▸ **Extracted information**
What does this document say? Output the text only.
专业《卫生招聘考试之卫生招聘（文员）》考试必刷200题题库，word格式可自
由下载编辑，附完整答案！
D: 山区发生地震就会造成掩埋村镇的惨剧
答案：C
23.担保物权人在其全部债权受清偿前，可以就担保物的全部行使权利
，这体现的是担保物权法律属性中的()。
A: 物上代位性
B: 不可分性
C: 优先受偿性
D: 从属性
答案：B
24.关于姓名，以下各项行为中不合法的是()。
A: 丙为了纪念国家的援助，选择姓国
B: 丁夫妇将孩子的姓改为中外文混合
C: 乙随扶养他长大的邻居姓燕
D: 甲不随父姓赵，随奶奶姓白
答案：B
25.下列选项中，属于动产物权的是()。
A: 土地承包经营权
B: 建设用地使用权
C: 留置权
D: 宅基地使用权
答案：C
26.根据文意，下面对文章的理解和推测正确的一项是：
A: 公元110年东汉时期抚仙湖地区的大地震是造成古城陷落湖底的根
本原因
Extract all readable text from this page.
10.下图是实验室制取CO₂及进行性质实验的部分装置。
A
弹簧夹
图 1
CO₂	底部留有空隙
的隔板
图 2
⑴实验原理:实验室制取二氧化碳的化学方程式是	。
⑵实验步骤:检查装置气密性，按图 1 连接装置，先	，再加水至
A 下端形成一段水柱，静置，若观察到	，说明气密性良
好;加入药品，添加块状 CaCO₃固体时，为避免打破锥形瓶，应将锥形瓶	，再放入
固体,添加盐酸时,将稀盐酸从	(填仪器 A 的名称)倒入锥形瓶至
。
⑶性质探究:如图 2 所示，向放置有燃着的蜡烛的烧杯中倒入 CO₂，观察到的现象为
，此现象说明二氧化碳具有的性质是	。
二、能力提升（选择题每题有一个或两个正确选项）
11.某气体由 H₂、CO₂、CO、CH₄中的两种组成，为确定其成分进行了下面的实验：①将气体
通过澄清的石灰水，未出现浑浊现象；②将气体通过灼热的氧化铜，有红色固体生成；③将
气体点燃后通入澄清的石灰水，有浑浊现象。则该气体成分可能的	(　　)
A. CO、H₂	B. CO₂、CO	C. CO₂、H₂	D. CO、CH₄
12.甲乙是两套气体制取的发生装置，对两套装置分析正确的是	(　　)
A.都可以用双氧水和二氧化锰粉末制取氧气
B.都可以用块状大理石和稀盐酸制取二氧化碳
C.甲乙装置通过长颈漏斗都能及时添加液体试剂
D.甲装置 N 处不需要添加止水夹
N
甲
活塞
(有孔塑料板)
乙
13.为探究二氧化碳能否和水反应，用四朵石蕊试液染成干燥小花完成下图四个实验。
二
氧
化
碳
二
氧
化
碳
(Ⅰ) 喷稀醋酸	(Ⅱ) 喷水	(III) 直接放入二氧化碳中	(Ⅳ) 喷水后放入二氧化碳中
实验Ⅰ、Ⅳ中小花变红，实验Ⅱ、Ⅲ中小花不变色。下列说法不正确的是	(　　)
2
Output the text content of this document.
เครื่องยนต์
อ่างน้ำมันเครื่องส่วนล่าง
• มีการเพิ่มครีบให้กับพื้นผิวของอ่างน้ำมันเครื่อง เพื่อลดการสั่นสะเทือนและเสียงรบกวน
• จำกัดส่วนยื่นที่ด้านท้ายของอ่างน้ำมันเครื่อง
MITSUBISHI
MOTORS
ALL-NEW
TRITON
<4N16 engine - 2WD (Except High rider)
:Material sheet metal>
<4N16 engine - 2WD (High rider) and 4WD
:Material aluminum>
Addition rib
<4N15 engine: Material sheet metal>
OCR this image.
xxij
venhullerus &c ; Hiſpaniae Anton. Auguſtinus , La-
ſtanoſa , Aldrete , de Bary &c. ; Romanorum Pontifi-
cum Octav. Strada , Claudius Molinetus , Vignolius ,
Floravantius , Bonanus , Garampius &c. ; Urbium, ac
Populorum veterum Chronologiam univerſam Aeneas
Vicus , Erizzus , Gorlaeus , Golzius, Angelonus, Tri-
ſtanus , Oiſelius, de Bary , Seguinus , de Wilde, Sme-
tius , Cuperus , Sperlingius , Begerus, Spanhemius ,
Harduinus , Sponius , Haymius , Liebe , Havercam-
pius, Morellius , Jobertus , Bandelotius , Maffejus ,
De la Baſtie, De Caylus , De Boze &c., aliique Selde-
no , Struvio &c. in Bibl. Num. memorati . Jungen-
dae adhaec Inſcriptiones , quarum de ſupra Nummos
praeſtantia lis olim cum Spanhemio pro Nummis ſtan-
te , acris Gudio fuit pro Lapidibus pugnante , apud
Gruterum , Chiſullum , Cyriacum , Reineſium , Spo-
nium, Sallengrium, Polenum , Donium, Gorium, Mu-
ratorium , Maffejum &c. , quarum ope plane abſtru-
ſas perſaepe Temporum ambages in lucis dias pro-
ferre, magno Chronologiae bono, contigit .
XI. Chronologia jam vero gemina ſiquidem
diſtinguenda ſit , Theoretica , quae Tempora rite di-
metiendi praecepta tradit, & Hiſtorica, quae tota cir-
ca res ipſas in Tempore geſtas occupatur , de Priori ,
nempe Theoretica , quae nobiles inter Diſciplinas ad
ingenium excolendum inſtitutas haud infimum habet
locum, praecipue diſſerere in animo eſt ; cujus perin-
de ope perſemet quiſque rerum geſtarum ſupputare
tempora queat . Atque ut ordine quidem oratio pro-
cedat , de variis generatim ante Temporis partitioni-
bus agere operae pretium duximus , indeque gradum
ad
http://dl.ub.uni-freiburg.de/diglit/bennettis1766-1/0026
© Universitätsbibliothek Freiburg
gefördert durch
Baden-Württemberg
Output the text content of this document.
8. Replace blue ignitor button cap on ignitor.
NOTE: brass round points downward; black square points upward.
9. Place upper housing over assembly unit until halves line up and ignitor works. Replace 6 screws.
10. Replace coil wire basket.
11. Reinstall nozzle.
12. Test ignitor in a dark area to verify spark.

▸ **Job**
Using the listing above, list every line in which the string "rider" occurs.

▸ **Expected answer**
<4N16 engine - 2WD (Except High rider)
<4N16 engine - 2WD (High rider) and 4WD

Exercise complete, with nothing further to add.